* EXERCISE REQUIREMENTS: Filter the data for lines with the word "perfil", then copy every line so identified.

* STORED DATA:
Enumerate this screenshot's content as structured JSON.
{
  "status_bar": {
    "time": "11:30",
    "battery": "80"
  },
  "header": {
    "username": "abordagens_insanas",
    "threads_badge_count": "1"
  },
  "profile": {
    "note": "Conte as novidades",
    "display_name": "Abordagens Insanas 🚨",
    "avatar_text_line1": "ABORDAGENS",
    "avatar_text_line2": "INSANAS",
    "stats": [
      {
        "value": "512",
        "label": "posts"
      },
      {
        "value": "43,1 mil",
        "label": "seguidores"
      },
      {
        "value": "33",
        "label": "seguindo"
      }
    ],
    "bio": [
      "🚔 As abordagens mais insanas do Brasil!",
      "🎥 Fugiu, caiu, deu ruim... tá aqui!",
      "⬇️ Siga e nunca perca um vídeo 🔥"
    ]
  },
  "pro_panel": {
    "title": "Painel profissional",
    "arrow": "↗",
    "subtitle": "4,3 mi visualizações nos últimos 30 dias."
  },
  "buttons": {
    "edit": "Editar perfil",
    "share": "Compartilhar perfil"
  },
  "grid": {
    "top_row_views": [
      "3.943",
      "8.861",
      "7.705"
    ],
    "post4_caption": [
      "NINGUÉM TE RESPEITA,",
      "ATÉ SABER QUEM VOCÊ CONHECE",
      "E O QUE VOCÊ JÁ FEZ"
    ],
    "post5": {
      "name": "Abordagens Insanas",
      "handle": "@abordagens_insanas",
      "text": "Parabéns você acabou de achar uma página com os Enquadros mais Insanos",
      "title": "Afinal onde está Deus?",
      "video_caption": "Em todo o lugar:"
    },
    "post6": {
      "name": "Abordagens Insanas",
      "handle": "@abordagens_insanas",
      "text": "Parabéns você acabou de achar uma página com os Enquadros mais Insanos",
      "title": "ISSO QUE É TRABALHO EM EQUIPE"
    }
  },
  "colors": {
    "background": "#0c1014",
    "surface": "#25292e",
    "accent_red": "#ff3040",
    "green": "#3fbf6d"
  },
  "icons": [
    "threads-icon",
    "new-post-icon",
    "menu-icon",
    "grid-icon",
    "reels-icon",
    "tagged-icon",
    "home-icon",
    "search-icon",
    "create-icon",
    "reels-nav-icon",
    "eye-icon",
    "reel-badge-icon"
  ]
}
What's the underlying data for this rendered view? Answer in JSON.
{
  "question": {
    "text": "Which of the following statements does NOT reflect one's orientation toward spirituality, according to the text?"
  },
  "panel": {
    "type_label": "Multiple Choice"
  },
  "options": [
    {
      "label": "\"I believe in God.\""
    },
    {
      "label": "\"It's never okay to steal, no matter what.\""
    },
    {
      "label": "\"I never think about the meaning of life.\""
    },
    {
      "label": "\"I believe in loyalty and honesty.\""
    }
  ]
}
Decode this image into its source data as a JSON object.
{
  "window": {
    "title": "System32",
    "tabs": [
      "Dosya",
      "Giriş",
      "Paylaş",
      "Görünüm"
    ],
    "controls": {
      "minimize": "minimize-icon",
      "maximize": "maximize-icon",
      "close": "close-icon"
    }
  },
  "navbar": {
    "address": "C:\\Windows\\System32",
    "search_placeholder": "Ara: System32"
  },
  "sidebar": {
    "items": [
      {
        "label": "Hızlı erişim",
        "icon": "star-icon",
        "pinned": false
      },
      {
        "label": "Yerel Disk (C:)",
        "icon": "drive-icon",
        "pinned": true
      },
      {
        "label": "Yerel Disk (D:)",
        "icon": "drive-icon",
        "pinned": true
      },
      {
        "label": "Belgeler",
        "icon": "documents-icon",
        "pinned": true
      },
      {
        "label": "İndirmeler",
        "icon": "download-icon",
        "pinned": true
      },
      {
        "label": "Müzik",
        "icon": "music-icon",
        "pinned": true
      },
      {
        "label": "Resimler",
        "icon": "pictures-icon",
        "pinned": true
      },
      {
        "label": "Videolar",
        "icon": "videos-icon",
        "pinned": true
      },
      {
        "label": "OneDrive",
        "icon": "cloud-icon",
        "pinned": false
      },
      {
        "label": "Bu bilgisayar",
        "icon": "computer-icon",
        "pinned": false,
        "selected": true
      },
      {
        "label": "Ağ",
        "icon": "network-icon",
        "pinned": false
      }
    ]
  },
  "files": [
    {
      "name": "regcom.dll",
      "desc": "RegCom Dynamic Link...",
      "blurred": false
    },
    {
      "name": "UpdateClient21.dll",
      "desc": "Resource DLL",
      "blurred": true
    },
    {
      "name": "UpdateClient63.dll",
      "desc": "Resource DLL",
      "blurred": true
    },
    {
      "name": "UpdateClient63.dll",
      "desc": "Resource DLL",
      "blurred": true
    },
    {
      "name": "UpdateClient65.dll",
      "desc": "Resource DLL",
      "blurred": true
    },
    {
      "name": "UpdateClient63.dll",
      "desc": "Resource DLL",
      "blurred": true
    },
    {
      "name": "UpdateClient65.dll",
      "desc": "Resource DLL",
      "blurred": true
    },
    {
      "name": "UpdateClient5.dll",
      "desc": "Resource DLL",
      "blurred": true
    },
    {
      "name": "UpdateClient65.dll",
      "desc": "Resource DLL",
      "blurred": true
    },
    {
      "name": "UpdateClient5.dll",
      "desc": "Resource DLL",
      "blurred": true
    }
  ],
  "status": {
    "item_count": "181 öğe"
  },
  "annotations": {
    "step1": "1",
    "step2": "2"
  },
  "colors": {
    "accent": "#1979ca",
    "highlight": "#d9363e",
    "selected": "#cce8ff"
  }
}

* OUTPUT FOR THIS EXERCISE:
    "edit": "Editar perfil",
    "share": "Compartilhar perfil"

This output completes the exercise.